Records:

>>

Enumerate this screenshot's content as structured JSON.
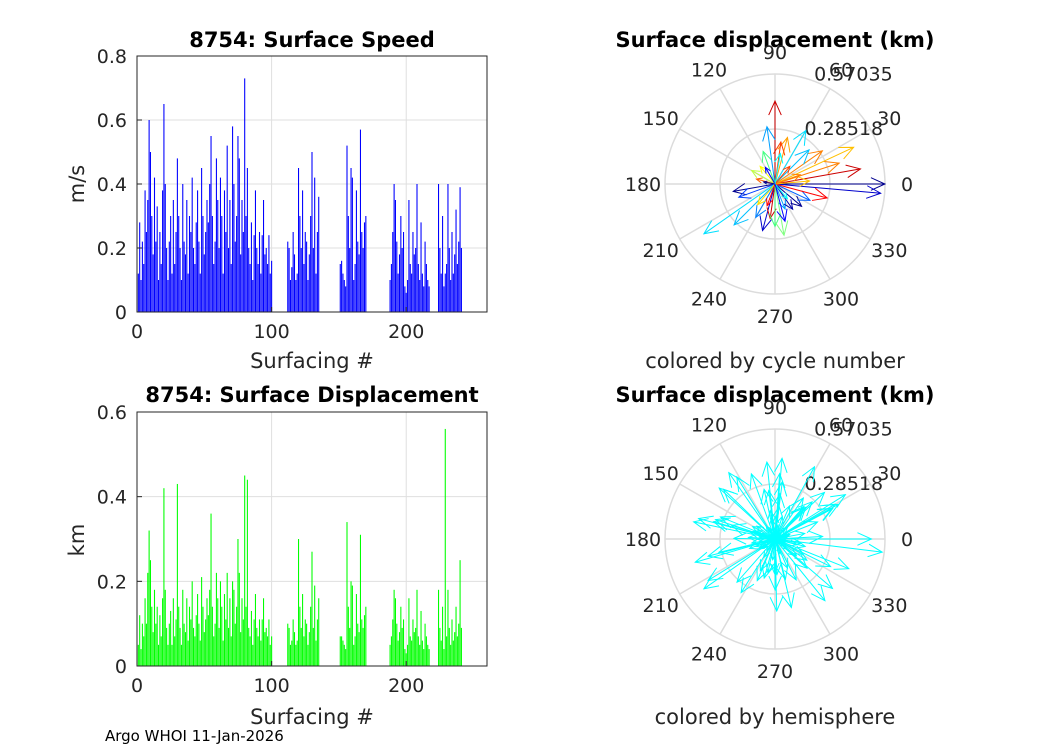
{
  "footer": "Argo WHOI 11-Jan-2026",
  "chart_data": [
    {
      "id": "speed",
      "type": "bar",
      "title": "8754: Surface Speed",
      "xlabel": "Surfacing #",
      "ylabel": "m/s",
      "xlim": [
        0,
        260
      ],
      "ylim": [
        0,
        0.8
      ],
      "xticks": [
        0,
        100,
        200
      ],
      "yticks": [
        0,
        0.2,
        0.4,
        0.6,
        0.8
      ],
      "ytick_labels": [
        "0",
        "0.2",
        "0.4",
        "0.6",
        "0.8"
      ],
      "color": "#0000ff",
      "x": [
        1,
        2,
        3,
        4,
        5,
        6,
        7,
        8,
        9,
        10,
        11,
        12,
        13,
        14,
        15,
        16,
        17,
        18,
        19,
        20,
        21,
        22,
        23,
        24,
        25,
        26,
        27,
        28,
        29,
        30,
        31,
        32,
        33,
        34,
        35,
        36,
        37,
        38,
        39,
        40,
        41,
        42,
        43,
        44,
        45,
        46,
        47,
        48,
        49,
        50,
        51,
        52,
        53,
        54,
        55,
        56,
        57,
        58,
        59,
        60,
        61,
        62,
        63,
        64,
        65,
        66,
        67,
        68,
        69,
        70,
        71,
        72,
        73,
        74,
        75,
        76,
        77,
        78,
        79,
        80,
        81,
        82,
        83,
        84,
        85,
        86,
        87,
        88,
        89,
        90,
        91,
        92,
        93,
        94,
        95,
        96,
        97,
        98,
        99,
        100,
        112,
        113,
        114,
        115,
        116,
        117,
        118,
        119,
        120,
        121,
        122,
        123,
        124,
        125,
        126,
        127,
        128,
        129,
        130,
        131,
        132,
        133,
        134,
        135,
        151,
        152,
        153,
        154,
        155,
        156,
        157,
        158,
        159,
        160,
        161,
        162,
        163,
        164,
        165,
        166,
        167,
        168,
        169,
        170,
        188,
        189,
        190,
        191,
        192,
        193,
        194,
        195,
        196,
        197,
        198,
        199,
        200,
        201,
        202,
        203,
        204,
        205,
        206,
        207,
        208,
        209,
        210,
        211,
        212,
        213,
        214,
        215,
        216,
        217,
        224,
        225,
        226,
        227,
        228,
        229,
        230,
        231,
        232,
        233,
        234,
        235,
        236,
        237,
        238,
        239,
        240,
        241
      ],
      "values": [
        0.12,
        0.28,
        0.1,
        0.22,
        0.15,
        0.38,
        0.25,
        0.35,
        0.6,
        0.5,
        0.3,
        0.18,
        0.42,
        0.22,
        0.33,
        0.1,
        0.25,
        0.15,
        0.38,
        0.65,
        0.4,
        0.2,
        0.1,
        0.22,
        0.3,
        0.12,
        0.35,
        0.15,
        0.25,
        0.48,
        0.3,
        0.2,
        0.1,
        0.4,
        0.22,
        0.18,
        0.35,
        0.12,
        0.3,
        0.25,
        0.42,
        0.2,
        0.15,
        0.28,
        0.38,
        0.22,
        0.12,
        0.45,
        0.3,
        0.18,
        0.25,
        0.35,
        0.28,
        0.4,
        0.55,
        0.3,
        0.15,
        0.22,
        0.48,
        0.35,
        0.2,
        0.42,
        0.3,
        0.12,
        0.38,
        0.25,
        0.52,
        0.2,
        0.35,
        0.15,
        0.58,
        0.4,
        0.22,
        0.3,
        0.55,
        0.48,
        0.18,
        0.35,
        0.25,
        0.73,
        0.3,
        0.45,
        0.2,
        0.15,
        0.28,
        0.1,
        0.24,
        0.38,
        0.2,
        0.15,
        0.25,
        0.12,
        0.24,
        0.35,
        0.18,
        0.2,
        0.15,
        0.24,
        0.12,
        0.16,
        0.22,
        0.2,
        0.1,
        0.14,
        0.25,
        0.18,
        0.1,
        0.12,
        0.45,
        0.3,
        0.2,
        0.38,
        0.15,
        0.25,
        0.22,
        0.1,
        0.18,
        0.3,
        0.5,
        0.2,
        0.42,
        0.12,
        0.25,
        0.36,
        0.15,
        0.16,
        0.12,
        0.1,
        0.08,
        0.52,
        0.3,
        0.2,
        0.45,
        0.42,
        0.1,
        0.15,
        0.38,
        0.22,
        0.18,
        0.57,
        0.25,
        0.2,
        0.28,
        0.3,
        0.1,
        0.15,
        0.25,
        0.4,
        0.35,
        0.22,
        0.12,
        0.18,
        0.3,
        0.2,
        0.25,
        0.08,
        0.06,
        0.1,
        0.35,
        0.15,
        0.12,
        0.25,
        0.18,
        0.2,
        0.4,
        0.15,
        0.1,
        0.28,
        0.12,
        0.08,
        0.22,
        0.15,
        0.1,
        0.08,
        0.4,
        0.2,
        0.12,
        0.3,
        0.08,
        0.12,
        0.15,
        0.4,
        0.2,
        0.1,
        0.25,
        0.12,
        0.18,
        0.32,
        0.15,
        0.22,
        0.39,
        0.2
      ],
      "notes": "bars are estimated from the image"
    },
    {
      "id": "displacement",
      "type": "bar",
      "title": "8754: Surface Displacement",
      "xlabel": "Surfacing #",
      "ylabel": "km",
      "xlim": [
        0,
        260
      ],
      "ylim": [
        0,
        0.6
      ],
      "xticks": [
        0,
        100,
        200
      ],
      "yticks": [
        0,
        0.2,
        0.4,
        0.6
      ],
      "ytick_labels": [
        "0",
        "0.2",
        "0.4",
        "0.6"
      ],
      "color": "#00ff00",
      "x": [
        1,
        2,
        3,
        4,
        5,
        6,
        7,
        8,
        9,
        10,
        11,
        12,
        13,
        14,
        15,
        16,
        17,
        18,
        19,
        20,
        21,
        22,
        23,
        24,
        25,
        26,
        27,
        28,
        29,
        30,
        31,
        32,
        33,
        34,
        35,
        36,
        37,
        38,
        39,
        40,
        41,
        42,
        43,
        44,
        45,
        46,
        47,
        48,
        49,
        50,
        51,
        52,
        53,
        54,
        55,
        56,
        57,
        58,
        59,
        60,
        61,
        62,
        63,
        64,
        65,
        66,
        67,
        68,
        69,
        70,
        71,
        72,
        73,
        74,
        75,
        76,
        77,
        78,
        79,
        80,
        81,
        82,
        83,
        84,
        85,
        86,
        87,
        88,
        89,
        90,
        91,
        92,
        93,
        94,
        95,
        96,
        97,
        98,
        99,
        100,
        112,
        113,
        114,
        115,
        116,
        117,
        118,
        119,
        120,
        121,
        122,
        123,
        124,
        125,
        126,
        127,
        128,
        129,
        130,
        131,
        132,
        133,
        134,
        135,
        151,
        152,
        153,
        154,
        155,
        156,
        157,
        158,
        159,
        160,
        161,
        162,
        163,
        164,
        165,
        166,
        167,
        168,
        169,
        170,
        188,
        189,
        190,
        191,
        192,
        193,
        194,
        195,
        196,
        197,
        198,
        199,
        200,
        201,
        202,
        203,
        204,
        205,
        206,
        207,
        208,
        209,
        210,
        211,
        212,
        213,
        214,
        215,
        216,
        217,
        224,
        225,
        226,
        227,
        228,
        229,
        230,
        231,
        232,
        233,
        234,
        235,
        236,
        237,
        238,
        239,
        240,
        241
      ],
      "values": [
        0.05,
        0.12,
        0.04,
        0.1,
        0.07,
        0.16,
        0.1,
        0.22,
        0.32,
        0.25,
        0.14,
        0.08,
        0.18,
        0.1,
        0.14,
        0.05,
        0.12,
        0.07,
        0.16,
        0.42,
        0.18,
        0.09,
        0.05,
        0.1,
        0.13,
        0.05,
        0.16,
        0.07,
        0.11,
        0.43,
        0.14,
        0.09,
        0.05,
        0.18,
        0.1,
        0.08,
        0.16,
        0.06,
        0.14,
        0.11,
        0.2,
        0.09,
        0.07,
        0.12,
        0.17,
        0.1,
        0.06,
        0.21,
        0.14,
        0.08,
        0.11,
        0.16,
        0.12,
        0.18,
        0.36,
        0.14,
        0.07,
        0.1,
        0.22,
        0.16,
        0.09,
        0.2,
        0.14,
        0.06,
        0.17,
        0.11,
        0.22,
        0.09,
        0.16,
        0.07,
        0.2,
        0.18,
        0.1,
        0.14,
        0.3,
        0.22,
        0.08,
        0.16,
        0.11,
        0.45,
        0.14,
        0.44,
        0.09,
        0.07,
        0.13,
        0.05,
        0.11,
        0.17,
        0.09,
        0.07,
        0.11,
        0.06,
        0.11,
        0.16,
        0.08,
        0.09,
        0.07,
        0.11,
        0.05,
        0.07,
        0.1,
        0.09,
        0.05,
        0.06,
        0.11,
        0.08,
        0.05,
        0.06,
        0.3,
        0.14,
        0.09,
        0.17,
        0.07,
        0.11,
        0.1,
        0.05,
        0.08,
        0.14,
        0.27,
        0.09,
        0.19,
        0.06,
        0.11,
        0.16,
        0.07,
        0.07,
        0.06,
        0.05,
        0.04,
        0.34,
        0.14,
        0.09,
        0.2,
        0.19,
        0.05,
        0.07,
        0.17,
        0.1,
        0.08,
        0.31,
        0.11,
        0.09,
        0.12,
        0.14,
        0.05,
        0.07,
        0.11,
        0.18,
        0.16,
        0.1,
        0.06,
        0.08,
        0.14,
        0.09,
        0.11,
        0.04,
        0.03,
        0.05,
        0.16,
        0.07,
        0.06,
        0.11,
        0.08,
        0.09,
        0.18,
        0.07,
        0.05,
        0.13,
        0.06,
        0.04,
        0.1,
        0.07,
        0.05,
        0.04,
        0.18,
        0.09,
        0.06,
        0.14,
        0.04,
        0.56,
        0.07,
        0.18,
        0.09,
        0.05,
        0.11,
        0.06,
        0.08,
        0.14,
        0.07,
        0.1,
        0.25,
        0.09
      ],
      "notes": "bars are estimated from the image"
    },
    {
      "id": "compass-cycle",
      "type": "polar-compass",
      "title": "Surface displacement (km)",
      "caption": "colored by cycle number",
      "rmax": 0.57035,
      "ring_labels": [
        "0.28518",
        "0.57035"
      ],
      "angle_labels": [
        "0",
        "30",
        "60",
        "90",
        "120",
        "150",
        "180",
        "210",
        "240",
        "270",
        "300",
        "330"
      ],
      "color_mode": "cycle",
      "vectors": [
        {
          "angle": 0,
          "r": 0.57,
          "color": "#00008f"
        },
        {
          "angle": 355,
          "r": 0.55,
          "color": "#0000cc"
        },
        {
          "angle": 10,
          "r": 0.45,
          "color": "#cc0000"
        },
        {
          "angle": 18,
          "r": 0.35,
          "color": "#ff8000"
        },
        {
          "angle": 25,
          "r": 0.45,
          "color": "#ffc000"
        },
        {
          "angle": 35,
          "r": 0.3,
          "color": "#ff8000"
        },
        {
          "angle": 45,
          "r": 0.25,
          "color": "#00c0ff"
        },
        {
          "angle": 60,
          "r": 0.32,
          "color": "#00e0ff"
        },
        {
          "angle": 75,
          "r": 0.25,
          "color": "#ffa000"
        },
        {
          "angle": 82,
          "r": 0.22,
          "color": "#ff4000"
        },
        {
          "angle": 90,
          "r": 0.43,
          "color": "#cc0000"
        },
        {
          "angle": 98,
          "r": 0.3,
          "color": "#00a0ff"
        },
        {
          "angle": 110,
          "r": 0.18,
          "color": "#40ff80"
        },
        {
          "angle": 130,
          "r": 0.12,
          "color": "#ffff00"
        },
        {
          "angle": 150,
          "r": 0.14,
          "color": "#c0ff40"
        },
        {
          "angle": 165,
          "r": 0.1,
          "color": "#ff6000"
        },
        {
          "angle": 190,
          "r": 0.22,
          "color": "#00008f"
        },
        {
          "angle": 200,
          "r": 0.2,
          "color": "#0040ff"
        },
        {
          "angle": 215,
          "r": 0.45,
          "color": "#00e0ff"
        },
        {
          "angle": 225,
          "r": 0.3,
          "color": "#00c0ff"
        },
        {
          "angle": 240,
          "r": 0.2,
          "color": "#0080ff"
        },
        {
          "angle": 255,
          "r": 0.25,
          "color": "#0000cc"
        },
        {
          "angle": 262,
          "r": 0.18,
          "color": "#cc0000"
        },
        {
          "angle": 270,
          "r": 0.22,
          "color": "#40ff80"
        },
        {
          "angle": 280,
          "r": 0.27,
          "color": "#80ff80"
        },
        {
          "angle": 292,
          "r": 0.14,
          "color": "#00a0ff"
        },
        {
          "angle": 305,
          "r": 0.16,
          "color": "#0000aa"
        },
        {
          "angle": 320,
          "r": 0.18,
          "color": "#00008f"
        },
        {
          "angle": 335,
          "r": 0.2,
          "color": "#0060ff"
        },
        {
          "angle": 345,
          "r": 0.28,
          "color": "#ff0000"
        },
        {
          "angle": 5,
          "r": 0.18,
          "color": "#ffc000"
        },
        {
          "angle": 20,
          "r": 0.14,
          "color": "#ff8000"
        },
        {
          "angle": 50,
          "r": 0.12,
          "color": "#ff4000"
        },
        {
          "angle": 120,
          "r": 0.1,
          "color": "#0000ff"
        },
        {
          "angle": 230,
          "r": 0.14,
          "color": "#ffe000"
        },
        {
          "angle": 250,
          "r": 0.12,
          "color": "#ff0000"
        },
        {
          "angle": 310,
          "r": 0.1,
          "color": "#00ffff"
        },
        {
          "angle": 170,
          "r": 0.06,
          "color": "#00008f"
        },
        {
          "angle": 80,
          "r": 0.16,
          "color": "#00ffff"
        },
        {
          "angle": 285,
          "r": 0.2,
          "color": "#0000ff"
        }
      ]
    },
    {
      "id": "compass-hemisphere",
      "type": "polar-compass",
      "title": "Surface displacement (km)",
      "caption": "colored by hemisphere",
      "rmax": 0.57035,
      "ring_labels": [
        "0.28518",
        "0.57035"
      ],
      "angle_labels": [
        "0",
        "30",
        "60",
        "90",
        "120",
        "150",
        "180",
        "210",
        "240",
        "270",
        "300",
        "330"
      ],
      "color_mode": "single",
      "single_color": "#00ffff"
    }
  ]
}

<<
>>

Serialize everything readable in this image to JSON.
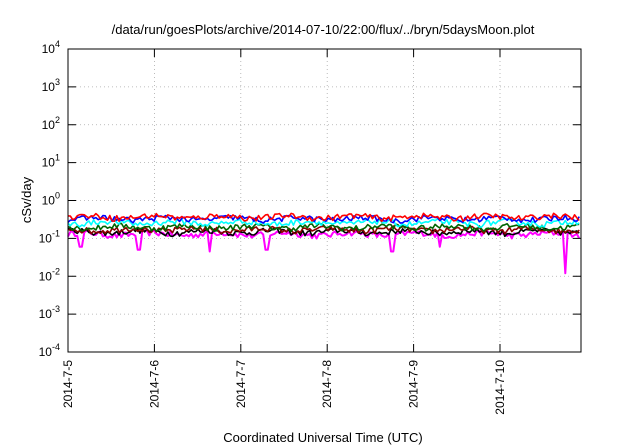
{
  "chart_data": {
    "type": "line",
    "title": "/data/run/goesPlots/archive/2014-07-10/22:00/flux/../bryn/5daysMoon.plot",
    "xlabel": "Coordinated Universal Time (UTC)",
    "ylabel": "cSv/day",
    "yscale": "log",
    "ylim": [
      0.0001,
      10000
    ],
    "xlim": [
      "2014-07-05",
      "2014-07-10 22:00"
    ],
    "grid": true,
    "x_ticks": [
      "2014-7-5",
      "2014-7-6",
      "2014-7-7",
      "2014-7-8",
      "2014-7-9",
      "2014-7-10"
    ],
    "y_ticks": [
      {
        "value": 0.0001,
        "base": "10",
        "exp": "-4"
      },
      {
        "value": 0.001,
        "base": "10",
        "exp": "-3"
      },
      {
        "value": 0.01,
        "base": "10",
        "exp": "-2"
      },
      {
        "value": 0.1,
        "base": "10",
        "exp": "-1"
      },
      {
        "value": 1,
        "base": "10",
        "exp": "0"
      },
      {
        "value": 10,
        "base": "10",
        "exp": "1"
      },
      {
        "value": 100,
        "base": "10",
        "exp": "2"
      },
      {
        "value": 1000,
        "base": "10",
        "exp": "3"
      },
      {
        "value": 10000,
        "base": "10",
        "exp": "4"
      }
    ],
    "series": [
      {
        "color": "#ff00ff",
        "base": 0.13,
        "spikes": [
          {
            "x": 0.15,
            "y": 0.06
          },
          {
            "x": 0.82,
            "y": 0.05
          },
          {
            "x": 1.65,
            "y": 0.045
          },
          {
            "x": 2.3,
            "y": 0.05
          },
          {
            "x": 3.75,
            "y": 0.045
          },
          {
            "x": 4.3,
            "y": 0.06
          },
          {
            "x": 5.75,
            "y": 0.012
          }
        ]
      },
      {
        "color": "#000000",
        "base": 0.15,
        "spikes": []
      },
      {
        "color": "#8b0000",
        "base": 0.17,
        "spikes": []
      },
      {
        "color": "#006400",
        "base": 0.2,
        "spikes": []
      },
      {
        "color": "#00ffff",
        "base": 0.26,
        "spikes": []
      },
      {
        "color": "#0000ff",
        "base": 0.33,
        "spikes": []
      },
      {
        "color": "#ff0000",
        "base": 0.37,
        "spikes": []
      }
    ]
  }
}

<<

**DIRECTIONS**. Copy every line that contains the string "Surface".

**ANSWER TO THE EXERCISE**.
      "title": "8754: Surface Speed",
      "title": "8754: Surface Displacement",
      "title": "Surface displacement (km)",
      "title": "Surface displacement (km)",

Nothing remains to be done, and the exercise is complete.